Select from the data all lines with the word "page".

++++ STORED DATA

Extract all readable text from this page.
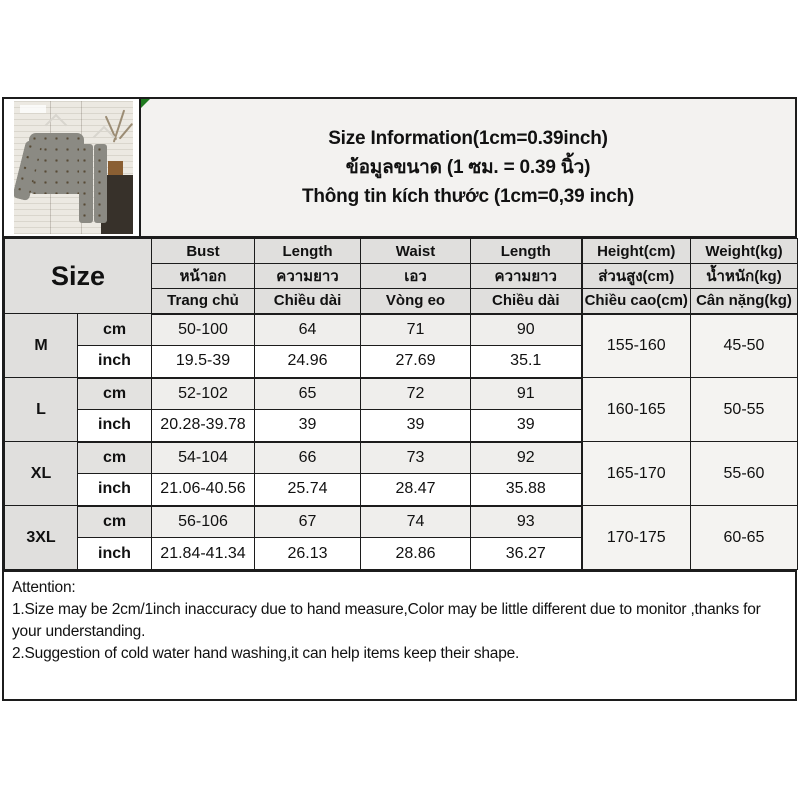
Size Information(1cm=0.39inch)
ข้อมูลขนาด (1 ซม. = 0.39 นิ้ว)
Thông tin kích thước (1cm=0,39 inch)
Size		Bust	Length	Waist	Length	Height(cm)	Weight(kg)
		หน้าอก	ความยาว	เอว	ความยาว	ส่วนสูง(cm)	น้ำหนัก(kg)
		Trang chủ	Chiều dài	Vòng eo	Chiều dài	Chiều cao(cm)	Cân nặng(kg)
M	cm	50-100	64	71	90	155-160	45-50
	inch	19.5-39	24.96	27.69	35.1		
L	cm	52-102	65	72	91	160-165	50-55
	inch	20.28-39.78	39	39	39		
XL	cm	54-104	66	73	92	165-170	55-60
	inch	21.06-40.56	25.74	28.47	35.88		
3XL	cm	56-106	67	74	93	170-175	60-65
	inch	21.84-41.34	26.13	28.86	36.27		
Attention:
1.Size may be 2cm/1inch inaccuracy due to hand measure,Color may be little different due to monitor ,thanks for your understanding.
2.Suggestion of cold water hand washing,it can help items keep their shape.
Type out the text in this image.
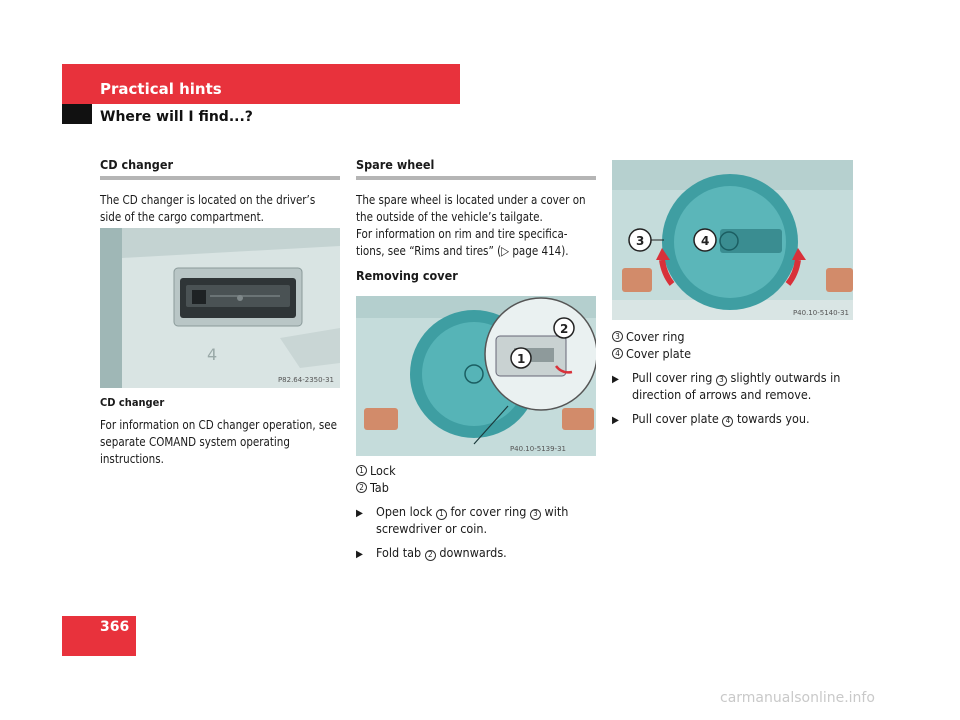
Practical hints
Where will I find...?
CD changer
The CD changer is located on the driver’s side of the cargo compartment.
4
P82.64-2350-31
CD changer
For information on CD changer operation, see separate COMAND system operating instructions.
Spare wheel
The spare wheel is located under a cover on the outside of the vehicle’s tailgate.
For information on rim and tire specifica- tions, see “Rims and tires” (▷ page 414).
Removing cover
1
2
P40.10-5139-31
1 Lock
2 Tab
▶	Open lock 1 for cover ring 3 with screwdriver or coin.
▶	Fold tab 2 downwards.
3	4
P40.10-5140-31
3 Cover ring
4 Cover plate
▶	Pull cover ring 3 slightly outwards in direction of arrows and remove.
▶	Pull cover plate 4 towards you.
366
carmanualsonline.info
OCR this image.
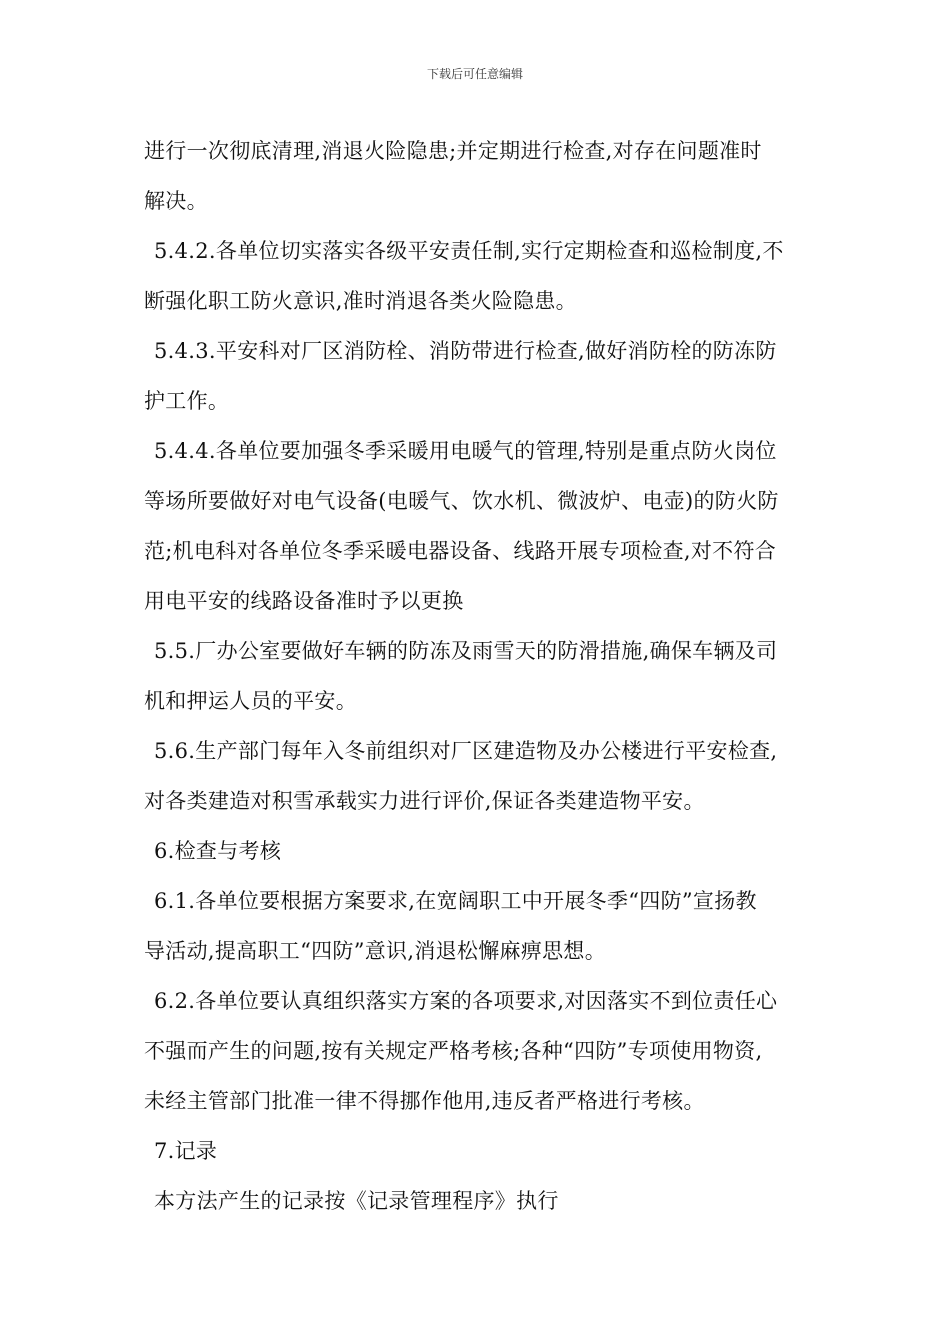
下载后可任意编辑
进行一次彻底清理,消退火险隐患;并定期进行检查,对存在问题准时
解决。
5.4.2.各单位切实落实各级平安责任制,实行定期检查和巡检制度,不
断强化职工防火意识,准时消退各类火险隐患。
5.4.3.平安科对厂区消防栓、消防带进行检查,做好消防栓的防冻防
护工作。
5.4.4.各单位要加强冬季采暖用电暖气的管理,特别是重点防火岗位
等场所要做好对电气设备(电暖气、饮水机、微波炉、电壶)的防火防
范;机电科对各单位冬季采暖电器设备、线路开展专项检查,对不符合
用电平安的线路设备准时予以更换
5.5.厂办公室要做好车辆的防冻及雨雪天的防滑措施,确保车辆及司
机和押运人员的平安。
5.6.生产部门每年入冬前组织对厂区建造物及办公楼进行平安检查,
对各类建造对积雪承载实力进行评价,保证各类建造物平安。
6.检查与考核
6.1.各单位要根据方案要求,在宽阔职工中开展冬季“四防”宣扬教
导活动,提高职工“四防”意识,消退松懈麻痹思想。
6.2.各单位要认真组织落实方案的各项要求,对因落实不到位责任心
不强而产生的问题,按有关规定严格考核;各种“四防”专项使用物资,
未经主管部门批准一律不得挪作他用,违反者严格进行考核。
7.记录
本方法产生的记录按《记录管理程序》执行
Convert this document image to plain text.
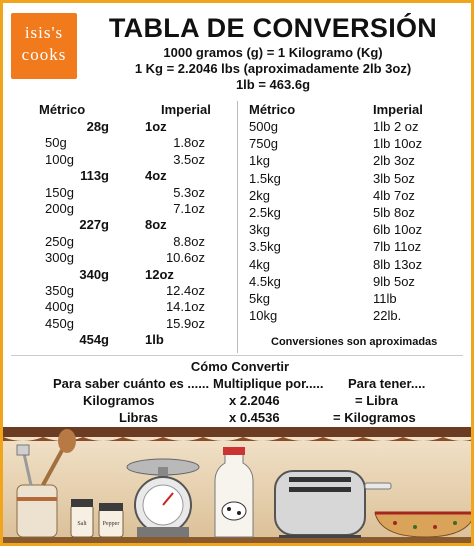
isis's
cooks
TABLA DE CONVERSIÓN
1000 gramos (g) = 1 Kilogramo (Kg)
1 Kg = 2.2046 lbs (aproximadamente 2lb 3oz)
1lb = 463.6g
Métrico	Imperial
28g	1oz
50g	1.8oz
100g	3.5oz
113g	4oz
150g	5.3oz
200g	7.1oz
227g	8oz
250g	8.8oz
300g	10.6oz
340g	12oz
350g	12.4oz
400g	14.1oz
450g	15.9oz
454g	1lb
Métrico	Imperial
500g	1lb 2 oz
750g	1lb 10oz
1kg	2lb 3oz
1.5kg	3lb 5oz
2kg	4lb 7oz
2.5kg	5lb 8oz
3kg	6lb 10oz
3.5kg	7lb 11oz
4kg	8lb 13oz
4.5kg	9lb 5oz
5kg	11lb
10kg	22lb.
Conversiones son aproximadas
Cómo Convertir
Para saber cuánto es ...... Multiplique por..... Para tener....
Kilogramos	x 2.2046	= Libra
Libras	x 0.4536	= Kilogramos
Salt	Pepper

++++++++

** EXERCISE RESPONSE **
Extract all readable text from this page.
For information on rim and tire specifica- tions, see “Rims and tires” (▷ page 414).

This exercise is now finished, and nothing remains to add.